- _THE REQUEST_: Every line with the string "plane" should be gathered.

- _MATERIAL FOR THIS TASK_:
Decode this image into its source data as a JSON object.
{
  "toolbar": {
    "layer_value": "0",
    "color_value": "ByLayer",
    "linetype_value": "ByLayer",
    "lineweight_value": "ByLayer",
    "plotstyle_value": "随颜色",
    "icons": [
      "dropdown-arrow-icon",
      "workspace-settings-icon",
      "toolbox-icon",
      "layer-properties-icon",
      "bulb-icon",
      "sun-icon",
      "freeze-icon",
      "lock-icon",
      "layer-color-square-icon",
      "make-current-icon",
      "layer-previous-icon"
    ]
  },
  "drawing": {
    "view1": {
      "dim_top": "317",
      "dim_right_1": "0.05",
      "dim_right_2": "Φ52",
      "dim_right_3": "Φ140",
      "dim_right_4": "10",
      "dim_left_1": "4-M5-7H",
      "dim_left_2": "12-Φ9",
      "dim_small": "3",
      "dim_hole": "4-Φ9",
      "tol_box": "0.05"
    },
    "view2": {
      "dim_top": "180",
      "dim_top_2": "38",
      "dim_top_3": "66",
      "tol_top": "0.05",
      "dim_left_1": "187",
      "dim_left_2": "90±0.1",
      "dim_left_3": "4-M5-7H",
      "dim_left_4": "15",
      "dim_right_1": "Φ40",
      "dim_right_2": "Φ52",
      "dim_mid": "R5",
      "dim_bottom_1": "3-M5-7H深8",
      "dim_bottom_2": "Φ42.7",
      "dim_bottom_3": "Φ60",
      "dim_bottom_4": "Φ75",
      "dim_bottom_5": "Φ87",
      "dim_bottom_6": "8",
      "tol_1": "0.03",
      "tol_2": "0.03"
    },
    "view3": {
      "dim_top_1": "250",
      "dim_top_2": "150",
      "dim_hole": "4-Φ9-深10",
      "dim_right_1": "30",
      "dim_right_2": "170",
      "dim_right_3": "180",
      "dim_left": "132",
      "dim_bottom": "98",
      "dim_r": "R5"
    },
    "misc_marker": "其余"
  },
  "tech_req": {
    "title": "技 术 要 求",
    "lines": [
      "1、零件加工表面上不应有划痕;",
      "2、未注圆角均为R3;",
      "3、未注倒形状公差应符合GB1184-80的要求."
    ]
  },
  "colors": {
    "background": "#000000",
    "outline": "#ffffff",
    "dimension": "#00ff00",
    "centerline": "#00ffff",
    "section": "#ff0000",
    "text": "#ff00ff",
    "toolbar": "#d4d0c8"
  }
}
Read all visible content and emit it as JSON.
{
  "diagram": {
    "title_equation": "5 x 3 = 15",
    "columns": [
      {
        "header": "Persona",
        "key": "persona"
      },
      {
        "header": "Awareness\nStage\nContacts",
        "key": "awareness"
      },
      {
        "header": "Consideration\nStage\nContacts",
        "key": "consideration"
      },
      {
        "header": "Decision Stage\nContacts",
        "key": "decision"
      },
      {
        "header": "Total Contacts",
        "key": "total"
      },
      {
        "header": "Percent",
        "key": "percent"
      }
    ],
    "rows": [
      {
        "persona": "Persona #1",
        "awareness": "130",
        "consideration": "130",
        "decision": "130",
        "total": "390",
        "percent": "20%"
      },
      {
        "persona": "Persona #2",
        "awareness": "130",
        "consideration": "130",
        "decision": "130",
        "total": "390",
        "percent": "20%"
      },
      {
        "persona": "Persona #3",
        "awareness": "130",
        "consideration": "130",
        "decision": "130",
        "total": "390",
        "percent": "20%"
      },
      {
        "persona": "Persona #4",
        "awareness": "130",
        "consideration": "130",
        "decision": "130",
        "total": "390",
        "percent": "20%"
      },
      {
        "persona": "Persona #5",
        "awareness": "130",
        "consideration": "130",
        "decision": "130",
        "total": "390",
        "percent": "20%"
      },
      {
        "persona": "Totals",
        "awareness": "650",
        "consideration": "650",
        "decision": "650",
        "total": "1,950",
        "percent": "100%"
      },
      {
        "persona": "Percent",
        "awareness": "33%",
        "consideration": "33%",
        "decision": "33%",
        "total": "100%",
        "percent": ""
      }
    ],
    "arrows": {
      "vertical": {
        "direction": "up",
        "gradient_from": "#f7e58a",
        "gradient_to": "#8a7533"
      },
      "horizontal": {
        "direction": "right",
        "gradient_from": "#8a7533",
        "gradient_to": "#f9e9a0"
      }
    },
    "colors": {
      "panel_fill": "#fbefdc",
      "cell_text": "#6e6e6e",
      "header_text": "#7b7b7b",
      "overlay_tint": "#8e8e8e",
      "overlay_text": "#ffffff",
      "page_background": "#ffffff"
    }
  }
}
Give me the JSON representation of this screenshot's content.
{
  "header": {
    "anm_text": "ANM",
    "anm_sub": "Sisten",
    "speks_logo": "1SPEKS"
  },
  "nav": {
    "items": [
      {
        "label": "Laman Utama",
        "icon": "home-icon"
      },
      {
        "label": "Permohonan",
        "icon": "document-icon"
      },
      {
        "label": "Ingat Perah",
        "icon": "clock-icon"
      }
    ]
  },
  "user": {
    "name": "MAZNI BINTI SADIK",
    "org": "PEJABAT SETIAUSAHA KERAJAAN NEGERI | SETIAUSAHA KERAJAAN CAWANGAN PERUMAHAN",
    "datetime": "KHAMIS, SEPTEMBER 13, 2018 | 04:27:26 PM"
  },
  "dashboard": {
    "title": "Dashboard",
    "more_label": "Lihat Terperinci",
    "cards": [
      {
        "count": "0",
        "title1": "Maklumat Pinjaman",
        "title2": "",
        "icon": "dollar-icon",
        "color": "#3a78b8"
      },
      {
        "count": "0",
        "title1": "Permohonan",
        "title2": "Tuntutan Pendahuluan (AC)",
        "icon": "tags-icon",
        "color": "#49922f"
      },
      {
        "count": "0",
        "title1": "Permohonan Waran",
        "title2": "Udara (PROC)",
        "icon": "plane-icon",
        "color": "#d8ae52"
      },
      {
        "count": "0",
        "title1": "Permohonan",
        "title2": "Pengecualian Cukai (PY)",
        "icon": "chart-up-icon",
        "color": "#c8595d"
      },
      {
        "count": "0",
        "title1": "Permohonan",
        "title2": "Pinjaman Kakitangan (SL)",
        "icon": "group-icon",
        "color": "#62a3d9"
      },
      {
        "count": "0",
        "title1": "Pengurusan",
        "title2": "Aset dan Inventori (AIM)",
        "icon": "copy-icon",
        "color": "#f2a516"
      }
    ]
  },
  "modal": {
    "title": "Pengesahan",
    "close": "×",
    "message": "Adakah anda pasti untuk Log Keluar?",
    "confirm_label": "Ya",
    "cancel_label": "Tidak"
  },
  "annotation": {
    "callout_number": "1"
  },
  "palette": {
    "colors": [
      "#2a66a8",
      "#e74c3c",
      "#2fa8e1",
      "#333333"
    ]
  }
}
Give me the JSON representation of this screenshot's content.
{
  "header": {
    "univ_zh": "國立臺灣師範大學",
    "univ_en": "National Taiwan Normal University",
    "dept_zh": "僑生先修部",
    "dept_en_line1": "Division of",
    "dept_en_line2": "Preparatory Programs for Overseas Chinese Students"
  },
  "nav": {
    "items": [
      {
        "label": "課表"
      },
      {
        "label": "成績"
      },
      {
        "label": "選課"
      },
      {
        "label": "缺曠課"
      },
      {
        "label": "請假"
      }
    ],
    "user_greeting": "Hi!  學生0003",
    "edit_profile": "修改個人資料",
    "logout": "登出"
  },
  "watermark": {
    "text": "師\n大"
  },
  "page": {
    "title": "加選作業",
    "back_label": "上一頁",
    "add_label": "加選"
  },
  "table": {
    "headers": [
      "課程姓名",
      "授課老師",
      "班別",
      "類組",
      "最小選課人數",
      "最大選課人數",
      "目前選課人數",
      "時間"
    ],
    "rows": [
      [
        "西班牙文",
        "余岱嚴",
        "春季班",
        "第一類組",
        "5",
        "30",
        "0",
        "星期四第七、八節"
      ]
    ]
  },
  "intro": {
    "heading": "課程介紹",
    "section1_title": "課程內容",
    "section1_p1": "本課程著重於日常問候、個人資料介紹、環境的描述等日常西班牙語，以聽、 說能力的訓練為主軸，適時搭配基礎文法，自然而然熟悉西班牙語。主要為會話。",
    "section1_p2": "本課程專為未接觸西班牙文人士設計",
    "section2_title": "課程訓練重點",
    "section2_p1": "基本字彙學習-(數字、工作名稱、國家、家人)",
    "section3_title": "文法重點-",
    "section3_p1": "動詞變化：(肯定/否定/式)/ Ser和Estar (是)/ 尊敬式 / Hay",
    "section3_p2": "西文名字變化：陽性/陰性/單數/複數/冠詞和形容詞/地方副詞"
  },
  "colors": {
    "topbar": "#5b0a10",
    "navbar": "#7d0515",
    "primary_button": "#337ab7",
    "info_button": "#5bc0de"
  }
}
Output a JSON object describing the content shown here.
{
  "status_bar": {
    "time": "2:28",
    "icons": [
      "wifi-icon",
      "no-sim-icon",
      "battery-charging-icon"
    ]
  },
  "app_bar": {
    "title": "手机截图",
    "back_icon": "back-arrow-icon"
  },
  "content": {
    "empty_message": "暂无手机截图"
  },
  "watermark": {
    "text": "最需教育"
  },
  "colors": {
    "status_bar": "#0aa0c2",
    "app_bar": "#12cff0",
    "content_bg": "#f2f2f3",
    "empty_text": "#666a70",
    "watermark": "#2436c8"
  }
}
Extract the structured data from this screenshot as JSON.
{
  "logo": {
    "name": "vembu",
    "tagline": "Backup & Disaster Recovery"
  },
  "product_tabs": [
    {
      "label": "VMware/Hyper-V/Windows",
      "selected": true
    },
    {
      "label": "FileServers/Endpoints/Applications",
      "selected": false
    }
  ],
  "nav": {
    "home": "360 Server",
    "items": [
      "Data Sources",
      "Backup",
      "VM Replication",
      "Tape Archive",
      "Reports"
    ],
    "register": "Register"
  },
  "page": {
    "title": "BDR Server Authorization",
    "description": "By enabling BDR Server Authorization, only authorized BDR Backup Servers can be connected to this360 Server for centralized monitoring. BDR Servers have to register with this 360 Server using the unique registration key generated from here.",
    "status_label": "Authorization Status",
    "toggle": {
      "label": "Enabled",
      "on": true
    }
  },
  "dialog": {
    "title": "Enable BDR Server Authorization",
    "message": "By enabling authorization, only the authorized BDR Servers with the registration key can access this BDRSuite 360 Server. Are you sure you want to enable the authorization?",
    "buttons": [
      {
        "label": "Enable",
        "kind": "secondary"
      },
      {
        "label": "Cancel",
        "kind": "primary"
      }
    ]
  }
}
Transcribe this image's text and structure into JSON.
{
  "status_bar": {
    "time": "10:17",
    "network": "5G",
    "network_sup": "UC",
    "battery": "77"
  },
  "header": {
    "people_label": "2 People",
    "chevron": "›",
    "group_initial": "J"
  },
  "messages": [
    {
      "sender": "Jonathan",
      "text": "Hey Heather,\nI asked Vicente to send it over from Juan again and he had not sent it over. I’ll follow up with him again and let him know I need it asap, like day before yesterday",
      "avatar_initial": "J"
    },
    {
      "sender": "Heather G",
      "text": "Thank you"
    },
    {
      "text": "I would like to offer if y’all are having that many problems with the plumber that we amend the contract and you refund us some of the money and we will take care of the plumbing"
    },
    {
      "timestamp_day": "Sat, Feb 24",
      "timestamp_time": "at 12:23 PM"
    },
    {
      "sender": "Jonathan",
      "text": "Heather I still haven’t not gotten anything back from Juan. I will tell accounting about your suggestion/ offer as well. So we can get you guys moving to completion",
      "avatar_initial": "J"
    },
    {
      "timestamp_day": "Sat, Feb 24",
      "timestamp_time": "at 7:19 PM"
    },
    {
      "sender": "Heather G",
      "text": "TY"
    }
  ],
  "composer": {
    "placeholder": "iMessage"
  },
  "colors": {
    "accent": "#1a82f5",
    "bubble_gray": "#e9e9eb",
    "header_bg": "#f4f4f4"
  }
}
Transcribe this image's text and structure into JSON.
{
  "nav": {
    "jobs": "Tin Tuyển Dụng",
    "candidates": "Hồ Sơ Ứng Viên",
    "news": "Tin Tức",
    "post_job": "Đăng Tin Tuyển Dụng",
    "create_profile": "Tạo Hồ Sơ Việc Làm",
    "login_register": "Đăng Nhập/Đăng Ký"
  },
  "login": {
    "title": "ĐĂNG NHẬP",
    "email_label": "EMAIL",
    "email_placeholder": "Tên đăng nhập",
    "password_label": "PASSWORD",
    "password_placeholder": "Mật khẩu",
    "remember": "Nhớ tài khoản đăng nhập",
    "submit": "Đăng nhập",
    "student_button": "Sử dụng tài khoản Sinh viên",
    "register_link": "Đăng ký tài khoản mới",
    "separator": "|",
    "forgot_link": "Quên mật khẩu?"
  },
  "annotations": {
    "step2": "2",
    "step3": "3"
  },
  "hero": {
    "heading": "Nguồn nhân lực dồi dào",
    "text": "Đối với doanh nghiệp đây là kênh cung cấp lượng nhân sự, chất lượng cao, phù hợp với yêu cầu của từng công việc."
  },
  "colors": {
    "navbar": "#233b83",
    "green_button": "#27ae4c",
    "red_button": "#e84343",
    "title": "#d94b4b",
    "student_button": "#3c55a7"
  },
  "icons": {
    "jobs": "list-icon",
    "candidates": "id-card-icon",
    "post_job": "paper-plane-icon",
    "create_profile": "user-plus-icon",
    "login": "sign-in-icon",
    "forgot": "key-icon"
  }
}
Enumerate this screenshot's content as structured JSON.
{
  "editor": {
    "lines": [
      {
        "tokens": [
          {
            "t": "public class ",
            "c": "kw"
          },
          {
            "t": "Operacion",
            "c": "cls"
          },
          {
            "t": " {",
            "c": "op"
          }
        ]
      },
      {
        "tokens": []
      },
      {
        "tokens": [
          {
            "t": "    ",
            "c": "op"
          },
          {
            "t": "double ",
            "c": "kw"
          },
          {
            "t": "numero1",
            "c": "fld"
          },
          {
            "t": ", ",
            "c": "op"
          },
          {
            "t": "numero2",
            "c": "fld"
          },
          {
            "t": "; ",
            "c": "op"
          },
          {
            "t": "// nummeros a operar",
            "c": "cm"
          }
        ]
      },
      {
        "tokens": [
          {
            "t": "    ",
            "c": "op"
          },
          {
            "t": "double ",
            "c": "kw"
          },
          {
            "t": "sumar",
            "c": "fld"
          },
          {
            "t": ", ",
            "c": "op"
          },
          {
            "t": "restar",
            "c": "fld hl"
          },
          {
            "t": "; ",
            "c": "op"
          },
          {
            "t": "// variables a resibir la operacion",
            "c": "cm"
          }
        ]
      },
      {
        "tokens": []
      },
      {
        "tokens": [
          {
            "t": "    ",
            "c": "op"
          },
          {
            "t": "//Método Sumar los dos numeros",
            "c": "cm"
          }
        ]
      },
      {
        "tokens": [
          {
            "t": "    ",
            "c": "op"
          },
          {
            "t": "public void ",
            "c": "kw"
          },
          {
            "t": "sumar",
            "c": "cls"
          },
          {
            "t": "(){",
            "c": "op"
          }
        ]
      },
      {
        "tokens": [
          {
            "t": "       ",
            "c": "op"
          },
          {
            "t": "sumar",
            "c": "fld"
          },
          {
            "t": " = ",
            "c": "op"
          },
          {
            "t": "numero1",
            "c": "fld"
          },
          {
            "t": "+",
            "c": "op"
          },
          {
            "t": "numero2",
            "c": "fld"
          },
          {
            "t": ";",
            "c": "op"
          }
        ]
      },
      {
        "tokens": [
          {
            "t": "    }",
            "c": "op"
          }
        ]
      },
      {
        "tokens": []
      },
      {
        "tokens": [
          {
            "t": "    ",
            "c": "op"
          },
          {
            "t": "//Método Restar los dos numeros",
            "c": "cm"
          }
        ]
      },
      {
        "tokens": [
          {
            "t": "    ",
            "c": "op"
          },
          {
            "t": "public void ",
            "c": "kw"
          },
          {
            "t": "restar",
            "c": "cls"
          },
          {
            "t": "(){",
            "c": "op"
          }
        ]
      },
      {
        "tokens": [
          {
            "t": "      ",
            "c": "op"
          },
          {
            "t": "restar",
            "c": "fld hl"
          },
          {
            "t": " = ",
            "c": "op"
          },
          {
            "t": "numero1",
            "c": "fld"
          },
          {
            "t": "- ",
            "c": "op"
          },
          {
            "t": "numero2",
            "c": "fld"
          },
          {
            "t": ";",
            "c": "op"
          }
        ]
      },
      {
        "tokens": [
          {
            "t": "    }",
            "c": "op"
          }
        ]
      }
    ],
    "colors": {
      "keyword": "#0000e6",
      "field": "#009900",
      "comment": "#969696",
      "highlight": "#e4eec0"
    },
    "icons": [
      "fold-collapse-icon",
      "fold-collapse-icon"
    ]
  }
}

- _RESULT FOR THIS TASK_:
        "icon": "plane-icon",
    "post_job": "paper-plane-icon",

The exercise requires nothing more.